Directive: Pick out the lines containing "building".

════════

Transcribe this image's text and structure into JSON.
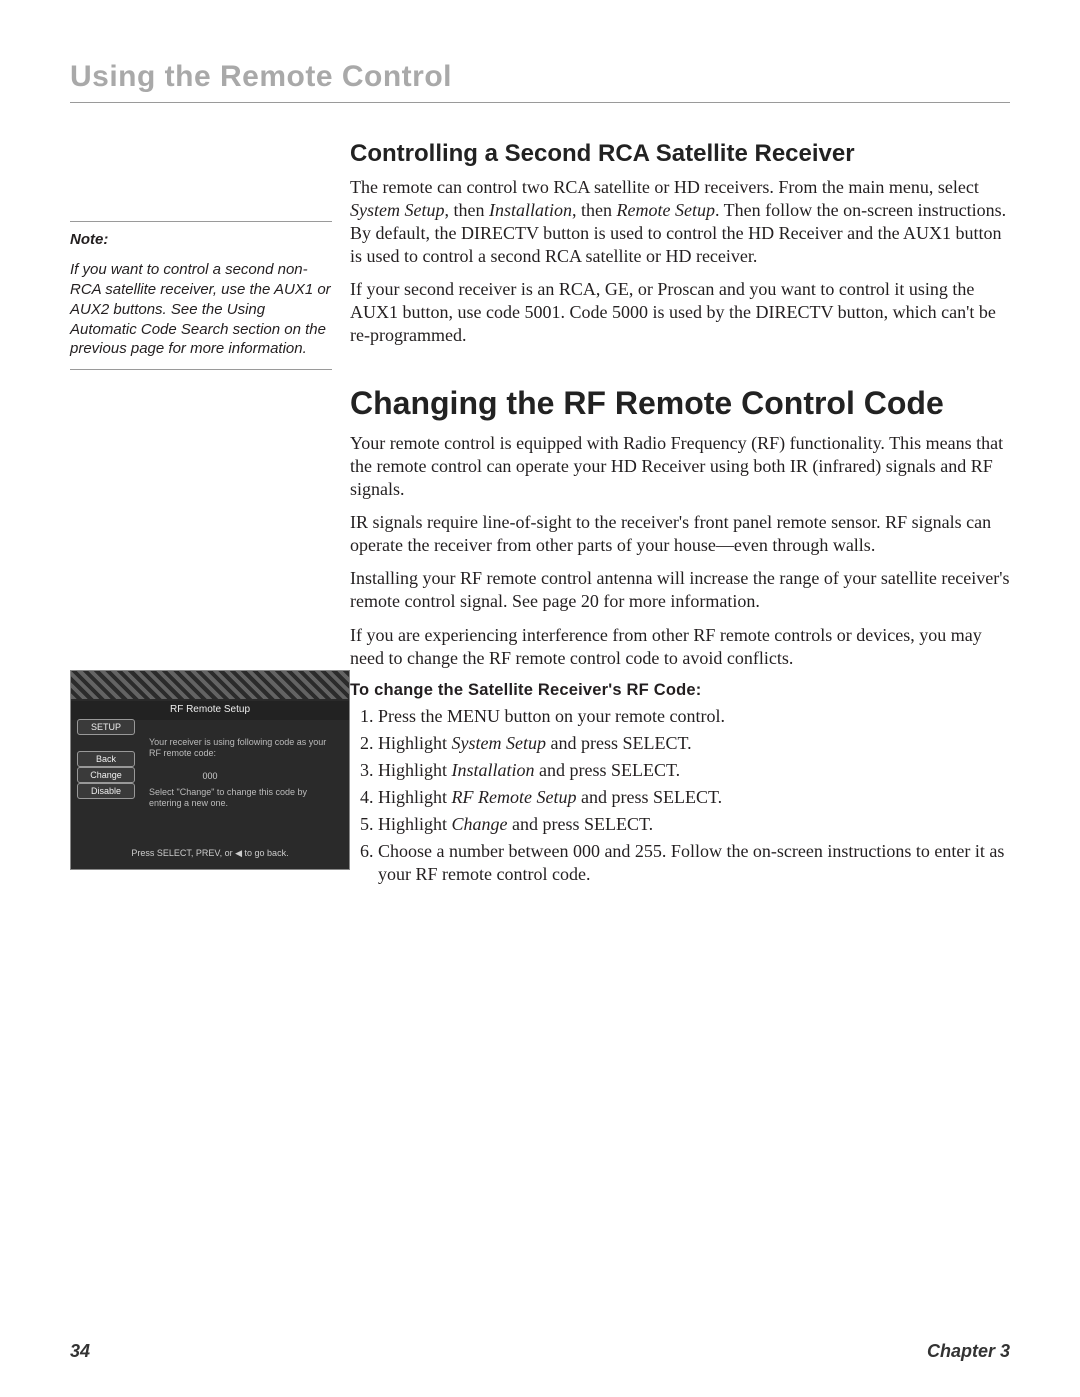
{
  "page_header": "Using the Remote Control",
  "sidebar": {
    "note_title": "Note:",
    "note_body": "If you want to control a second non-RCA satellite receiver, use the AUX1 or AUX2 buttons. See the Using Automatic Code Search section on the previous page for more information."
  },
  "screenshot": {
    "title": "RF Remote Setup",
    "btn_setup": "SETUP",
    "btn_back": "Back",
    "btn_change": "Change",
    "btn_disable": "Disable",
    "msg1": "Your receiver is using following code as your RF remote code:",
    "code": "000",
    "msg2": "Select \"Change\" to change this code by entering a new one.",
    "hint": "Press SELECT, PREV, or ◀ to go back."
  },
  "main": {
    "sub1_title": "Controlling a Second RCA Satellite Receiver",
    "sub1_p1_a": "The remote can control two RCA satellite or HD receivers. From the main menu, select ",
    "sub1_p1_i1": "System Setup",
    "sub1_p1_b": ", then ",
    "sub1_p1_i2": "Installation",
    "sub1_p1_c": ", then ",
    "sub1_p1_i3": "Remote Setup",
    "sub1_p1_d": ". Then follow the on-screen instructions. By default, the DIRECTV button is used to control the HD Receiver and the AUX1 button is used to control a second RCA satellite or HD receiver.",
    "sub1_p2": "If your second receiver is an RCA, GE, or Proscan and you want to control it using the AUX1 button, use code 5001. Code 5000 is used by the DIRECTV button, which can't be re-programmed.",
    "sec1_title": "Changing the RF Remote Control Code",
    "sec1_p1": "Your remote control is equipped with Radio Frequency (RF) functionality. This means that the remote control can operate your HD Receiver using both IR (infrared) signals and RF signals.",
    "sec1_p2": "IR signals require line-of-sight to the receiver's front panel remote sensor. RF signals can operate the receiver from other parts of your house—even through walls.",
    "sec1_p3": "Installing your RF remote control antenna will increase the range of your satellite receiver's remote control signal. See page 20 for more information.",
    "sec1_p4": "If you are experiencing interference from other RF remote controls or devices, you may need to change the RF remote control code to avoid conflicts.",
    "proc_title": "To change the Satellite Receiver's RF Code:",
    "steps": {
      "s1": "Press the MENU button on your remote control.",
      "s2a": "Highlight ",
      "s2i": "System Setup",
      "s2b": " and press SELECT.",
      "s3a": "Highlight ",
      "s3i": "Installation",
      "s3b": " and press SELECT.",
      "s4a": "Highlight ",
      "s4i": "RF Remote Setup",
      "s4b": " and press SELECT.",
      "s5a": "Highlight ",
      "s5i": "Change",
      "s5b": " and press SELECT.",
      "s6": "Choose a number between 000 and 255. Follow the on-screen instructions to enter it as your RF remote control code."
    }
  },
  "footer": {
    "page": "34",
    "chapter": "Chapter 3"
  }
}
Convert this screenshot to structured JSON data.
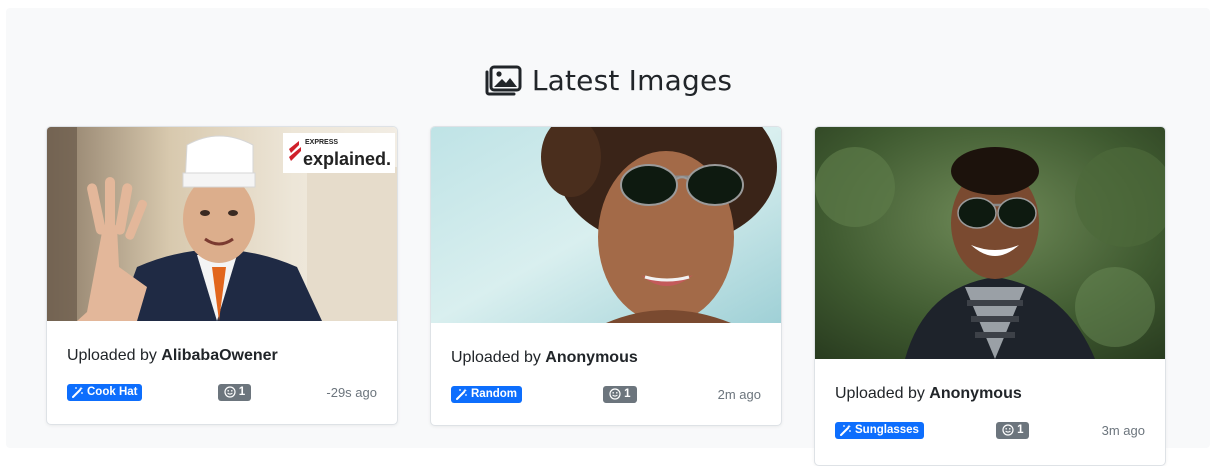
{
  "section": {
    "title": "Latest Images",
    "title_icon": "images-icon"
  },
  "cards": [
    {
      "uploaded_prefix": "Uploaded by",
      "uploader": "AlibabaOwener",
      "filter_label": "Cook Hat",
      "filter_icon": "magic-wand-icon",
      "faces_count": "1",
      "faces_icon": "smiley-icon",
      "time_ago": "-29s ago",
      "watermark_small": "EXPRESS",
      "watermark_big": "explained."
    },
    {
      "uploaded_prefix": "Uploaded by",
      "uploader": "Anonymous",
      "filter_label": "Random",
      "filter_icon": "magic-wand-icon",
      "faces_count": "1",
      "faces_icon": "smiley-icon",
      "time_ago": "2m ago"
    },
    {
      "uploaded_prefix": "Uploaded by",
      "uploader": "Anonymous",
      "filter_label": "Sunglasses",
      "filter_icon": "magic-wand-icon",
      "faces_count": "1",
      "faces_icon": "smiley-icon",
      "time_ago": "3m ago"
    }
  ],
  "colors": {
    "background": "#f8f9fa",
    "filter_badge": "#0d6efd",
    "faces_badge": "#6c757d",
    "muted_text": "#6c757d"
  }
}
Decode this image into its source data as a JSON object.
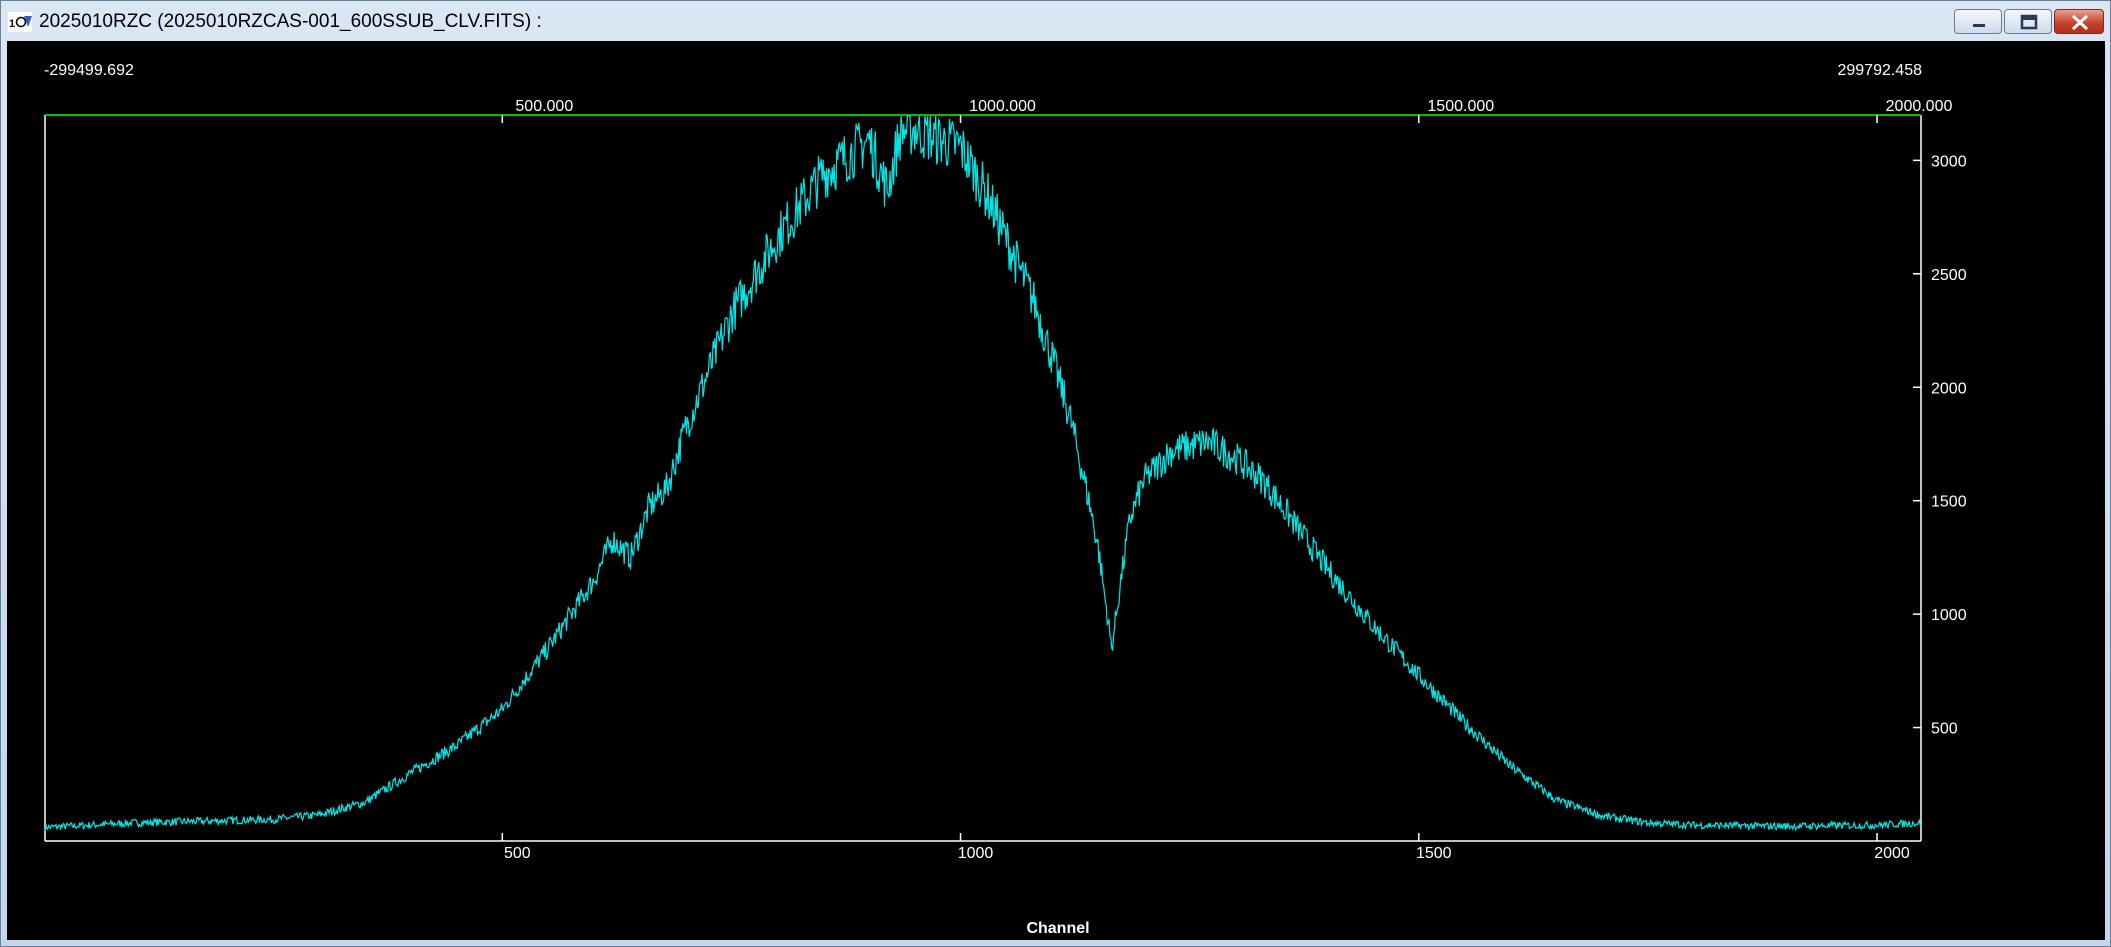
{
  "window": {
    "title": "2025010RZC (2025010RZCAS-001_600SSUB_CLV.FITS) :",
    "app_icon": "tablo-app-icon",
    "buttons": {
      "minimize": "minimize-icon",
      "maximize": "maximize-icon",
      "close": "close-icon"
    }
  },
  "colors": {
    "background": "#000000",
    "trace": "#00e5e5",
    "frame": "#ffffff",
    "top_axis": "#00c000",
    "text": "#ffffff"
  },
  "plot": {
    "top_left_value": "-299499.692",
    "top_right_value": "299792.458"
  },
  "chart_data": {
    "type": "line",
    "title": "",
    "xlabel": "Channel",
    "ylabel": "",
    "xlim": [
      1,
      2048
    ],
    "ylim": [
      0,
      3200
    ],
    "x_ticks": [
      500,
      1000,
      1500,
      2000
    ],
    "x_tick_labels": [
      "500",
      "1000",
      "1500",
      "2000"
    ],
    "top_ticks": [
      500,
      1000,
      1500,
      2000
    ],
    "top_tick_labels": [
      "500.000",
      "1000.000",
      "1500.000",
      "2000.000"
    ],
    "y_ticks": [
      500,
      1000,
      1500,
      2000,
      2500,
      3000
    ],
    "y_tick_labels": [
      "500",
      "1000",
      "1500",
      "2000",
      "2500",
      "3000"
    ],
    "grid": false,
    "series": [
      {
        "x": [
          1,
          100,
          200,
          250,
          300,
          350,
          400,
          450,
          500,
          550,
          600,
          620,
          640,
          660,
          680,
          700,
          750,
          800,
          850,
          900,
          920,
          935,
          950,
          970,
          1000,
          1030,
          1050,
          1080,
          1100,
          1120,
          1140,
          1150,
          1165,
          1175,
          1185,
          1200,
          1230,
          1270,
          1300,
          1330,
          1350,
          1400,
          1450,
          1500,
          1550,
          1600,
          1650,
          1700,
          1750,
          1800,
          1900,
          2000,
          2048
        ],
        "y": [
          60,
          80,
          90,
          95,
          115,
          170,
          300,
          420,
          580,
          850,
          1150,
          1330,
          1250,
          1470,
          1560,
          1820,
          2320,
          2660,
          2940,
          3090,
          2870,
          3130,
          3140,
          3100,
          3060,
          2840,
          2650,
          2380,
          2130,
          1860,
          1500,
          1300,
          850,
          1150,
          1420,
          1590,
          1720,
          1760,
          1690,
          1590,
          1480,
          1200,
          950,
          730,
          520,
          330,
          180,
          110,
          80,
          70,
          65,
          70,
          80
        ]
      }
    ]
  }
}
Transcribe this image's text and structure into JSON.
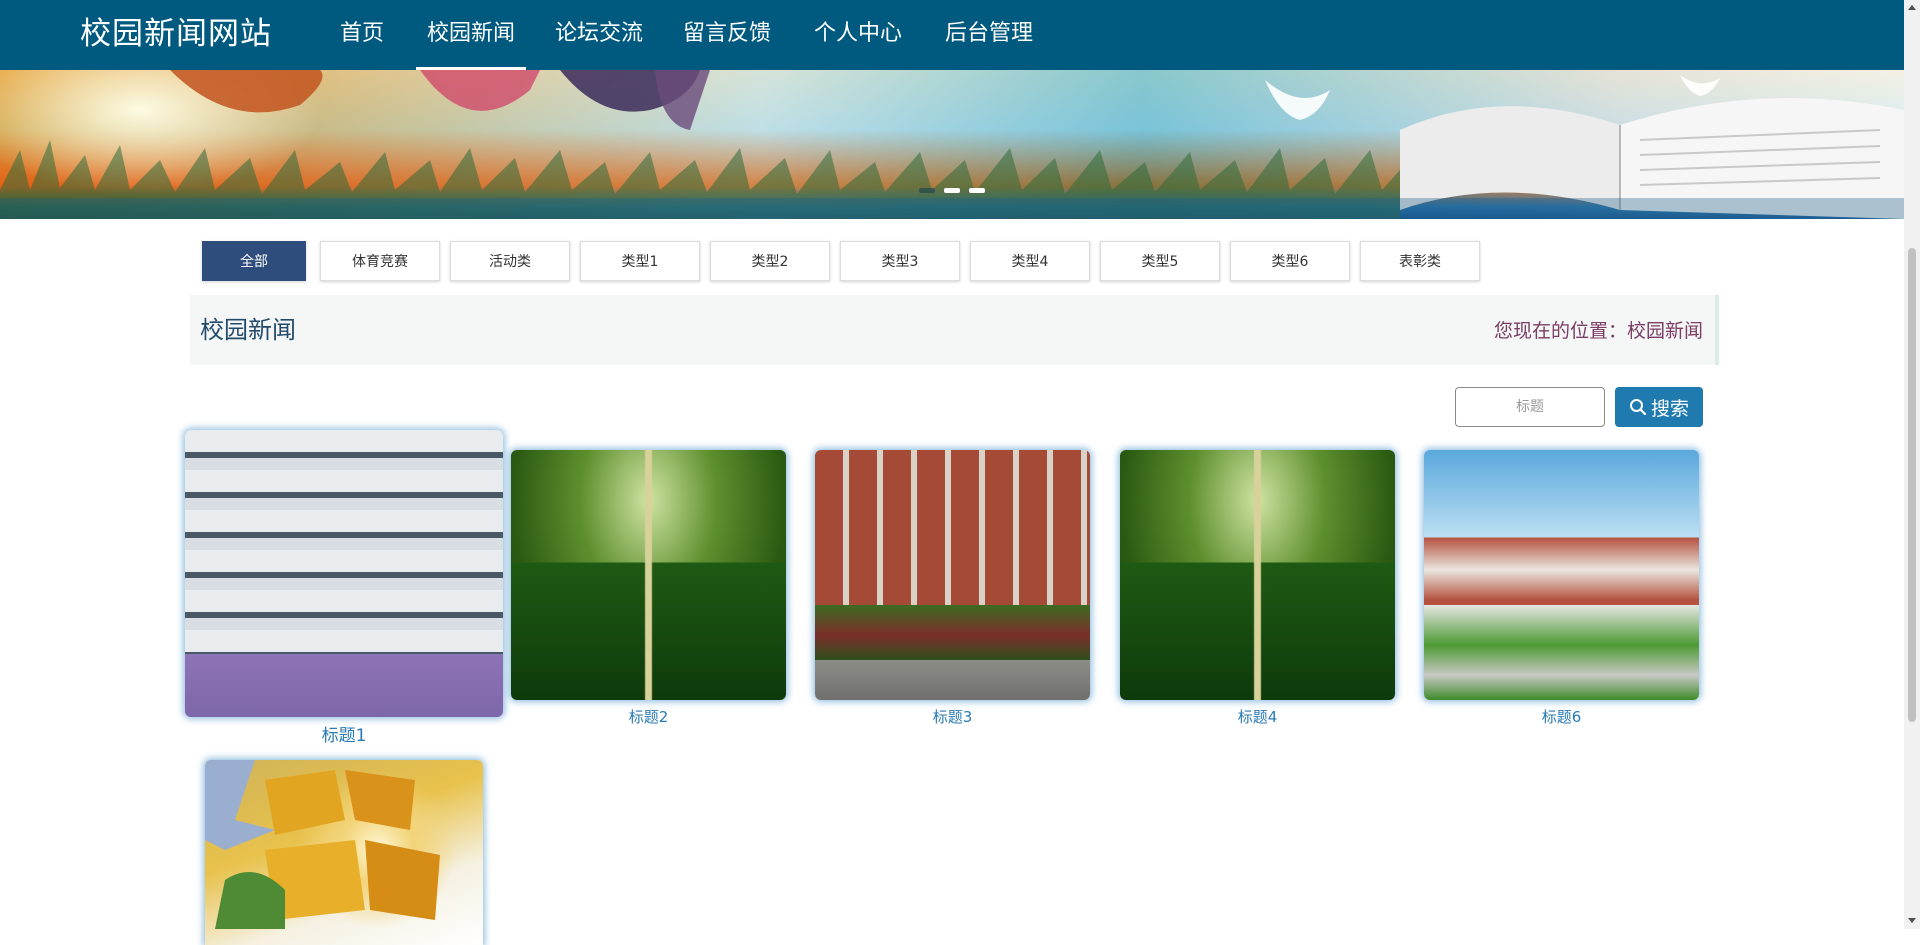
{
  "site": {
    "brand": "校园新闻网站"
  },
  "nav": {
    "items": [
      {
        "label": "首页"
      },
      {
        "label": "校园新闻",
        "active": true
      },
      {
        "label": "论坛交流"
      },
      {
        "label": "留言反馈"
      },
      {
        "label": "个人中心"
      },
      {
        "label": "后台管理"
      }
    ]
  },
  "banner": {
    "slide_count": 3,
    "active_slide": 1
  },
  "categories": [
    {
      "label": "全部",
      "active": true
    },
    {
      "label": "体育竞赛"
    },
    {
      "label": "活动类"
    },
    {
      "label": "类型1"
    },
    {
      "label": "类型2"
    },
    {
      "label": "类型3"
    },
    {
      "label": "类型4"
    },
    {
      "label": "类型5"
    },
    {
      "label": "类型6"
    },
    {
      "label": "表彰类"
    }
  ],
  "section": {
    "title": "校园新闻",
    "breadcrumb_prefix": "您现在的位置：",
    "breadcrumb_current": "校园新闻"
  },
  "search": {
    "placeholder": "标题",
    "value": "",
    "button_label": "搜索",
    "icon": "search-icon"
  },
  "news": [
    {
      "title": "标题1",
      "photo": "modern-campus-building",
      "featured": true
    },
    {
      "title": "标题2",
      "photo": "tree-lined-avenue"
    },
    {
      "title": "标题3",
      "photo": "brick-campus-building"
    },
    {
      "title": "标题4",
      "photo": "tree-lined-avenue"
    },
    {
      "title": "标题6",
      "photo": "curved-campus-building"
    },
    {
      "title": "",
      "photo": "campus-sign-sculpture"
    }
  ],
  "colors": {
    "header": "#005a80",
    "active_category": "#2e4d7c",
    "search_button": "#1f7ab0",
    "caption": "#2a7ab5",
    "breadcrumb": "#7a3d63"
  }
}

════════

The completed task:
      "photo": "modern-campus-building",
      "photo": "brick-campus-building"
      "photo": "curved-campus-building"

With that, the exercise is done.